WORK TO BE COMPLETED:
In the material below, the lines containing the word "contact" are required; copy each of them.

(Dataset items)
— BEGIN —

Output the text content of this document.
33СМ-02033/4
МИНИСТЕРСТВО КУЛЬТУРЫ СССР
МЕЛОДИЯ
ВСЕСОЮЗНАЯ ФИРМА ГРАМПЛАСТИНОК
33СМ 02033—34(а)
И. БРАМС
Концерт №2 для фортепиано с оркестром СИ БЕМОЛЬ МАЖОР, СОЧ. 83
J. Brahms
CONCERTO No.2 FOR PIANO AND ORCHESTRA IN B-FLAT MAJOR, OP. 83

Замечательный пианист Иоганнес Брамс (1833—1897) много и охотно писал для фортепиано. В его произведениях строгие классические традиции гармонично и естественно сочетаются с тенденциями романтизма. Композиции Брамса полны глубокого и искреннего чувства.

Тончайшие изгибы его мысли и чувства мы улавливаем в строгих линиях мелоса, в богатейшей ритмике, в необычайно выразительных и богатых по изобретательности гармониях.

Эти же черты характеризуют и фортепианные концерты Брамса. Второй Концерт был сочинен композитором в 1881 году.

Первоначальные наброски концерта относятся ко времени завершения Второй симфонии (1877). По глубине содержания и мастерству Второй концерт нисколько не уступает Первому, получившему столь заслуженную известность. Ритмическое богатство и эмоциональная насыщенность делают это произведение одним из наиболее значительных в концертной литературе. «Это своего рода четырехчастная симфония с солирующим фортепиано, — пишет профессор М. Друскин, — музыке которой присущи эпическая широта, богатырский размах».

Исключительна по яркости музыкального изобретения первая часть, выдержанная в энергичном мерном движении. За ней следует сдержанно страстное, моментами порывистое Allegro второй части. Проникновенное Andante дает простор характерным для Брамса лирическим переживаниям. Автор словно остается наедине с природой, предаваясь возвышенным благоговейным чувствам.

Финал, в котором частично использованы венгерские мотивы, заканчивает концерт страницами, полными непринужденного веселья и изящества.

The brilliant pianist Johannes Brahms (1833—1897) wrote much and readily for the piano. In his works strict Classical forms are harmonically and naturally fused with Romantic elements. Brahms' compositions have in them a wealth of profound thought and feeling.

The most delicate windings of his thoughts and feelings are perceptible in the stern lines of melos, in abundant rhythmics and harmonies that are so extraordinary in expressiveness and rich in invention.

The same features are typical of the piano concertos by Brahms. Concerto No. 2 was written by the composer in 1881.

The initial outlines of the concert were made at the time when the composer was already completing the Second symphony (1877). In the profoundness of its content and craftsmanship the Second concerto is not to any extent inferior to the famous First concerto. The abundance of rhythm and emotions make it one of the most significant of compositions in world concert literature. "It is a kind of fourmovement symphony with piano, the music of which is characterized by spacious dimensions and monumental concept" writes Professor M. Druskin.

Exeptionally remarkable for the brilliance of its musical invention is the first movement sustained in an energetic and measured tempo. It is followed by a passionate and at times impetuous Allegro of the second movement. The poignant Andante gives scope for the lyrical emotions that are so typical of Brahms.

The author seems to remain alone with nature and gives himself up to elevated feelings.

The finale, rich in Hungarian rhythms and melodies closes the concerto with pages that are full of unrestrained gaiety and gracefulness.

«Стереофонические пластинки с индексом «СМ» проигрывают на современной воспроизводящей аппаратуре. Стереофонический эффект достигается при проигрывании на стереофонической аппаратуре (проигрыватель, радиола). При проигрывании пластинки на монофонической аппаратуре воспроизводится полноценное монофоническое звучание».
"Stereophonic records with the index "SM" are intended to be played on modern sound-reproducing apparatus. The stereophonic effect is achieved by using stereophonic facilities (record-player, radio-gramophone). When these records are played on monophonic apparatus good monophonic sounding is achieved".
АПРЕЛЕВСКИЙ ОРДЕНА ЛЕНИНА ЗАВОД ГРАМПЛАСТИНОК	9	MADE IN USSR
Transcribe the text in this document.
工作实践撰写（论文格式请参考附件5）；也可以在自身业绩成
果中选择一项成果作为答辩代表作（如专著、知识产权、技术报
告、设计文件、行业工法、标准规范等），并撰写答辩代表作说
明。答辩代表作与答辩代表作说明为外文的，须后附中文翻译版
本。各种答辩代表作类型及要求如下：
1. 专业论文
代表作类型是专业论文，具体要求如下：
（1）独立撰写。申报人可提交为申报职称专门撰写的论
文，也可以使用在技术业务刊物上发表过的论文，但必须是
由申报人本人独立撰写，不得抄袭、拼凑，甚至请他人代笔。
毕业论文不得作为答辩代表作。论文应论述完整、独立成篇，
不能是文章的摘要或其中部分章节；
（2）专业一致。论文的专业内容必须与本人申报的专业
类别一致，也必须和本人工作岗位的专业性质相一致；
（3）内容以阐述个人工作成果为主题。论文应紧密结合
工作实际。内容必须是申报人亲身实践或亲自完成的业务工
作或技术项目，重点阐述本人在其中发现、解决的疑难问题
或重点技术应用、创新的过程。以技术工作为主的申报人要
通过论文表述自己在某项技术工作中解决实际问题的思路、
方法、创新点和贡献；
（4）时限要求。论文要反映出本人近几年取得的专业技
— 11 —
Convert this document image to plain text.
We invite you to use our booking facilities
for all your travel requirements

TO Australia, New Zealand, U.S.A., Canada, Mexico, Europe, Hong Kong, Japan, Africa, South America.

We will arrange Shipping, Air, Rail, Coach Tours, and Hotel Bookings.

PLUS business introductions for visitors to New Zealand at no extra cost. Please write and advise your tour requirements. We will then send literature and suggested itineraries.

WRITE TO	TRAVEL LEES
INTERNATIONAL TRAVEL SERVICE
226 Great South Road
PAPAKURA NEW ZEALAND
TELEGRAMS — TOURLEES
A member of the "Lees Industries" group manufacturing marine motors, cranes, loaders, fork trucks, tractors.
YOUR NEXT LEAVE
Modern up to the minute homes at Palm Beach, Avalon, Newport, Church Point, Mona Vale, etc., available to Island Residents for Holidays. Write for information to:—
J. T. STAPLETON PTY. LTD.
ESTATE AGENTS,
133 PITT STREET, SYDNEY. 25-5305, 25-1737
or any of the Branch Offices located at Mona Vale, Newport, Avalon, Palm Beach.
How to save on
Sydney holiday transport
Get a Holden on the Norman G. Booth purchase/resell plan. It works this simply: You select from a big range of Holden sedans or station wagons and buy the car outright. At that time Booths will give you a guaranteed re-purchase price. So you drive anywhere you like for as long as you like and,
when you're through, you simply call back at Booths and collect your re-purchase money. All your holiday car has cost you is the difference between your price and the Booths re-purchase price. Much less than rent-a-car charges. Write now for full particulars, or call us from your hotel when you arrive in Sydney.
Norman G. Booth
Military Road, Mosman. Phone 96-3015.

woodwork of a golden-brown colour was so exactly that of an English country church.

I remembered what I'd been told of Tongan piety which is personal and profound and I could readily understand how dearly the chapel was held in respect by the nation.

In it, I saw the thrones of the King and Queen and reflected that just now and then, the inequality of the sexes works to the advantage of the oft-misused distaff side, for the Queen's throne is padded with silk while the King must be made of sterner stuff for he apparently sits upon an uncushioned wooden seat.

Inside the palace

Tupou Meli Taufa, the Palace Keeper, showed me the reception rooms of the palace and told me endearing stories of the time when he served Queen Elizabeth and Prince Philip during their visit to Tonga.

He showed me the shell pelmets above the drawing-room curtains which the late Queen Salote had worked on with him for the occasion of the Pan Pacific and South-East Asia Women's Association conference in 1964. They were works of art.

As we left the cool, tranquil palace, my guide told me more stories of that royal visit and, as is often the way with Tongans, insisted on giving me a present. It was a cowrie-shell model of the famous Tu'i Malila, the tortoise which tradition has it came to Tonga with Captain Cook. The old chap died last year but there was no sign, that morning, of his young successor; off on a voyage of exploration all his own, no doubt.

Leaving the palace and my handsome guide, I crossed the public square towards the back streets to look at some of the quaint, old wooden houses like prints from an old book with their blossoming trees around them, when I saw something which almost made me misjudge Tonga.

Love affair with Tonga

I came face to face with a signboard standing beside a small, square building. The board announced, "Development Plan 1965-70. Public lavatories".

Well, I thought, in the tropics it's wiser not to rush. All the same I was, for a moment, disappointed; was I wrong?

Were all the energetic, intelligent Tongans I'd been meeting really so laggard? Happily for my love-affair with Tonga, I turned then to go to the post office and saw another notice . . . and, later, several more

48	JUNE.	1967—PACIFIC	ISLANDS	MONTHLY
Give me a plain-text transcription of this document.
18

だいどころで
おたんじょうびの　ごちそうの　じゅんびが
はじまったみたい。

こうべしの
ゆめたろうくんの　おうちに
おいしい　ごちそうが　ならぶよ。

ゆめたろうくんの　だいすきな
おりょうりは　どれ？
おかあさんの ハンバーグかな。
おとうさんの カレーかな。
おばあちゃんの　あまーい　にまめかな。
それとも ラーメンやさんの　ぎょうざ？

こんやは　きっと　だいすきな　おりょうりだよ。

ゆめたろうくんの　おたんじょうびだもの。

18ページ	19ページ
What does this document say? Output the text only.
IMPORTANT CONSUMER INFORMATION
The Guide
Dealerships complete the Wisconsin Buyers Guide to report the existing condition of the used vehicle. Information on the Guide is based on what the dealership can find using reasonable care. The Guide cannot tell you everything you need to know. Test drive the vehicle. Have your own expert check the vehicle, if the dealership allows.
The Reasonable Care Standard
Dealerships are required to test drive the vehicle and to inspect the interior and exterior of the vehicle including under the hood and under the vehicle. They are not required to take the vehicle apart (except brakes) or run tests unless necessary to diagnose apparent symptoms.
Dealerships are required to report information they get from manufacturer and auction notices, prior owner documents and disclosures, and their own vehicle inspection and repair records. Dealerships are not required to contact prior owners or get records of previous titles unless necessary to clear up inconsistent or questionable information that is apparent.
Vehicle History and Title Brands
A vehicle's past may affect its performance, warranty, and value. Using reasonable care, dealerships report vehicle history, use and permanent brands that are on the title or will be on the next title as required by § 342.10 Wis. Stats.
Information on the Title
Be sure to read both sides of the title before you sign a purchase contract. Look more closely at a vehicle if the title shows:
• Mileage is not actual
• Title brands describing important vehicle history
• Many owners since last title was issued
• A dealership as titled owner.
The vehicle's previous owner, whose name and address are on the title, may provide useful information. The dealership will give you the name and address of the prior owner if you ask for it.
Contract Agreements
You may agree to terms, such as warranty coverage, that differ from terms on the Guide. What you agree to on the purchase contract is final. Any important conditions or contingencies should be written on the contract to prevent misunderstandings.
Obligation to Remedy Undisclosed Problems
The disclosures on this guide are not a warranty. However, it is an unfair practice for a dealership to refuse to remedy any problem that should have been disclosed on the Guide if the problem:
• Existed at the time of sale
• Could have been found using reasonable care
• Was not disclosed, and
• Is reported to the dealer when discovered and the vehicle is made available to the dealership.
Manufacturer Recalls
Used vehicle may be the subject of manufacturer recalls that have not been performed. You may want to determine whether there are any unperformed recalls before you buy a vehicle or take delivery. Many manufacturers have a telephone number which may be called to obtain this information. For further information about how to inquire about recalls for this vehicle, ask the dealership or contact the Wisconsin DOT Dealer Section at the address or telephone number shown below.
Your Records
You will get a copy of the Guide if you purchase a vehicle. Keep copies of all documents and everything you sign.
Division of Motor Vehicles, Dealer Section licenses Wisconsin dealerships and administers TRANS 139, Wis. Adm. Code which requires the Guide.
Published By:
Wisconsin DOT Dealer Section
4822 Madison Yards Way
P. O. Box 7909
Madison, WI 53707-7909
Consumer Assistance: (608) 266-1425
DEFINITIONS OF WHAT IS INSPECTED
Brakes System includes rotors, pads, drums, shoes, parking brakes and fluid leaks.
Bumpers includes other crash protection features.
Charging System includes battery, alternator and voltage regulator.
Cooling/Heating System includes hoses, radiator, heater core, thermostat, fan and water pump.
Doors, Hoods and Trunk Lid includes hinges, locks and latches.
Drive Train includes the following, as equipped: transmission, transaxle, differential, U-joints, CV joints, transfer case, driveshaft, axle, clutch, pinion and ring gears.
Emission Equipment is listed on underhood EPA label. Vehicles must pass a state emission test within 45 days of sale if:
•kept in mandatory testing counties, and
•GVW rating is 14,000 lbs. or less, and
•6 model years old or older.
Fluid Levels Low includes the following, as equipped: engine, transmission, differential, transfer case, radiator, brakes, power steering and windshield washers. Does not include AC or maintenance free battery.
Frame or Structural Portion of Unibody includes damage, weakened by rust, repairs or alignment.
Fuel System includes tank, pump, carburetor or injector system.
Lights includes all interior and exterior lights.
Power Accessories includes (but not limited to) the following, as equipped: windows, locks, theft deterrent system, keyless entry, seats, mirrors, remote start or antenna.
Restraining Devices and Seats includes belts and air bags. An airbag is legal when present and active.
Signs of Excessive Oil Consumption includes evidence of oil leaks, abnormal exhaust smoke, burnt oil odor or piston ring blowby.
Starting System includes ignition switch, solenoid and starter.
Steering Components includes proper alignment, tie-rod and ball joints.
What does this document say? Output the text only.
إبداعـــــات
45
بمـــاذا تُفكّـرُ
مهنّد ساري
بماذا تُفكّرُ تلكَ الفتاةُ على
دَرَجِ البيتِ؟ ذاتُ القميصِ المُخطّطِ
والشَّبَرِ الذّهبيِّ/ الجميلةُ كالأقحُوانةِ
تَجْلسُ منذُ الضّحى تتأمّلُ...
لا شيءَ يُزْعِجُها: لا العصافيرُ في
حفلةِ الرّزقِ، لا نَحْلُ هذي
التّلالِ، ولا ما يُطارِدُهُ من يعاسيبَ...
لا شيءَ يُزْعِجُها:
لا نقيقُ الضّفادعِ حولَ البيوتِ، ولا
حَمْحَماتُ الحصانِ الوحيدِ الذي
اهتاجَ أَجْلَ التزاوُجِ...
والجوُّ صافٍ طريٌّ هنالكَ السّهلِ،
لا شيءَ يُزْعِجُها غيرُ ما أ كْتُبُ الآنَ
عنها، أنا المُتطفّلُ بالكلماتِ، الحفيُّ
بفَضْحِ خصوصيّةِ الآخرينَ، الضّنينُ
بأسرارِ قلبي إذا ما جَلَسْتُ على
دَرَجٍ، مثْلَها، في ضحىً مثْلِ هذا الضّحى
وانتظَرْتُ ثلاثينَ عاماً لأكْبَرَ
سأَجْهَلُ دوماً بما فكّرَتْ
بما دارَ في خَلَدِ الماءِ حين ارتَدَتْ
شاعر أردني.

— END —

TASK RESPONSE:
Dealerships are required to report information they get from manufacturer and auction notices, prior owner documents and disclosures, and their own vehicle inspection and repair records. Dealerships are not required to contact prior owners or get records of previous titles unless necessary to clear up inconsistent or questionable information that is apparent.
Used vehicle may be the subject of manufacturer recalls that have not been performed. You may want to determine whether there are any unperformed recalls before you buy a vehicle or take delivery. Many manufacturers have a telephone number which may be called to obtain this information. For further information about how to inquire about recalls for this vehicle, ask the dealership or contact the Wisconsin DOT Dealer Section at the address or telephone number shown below.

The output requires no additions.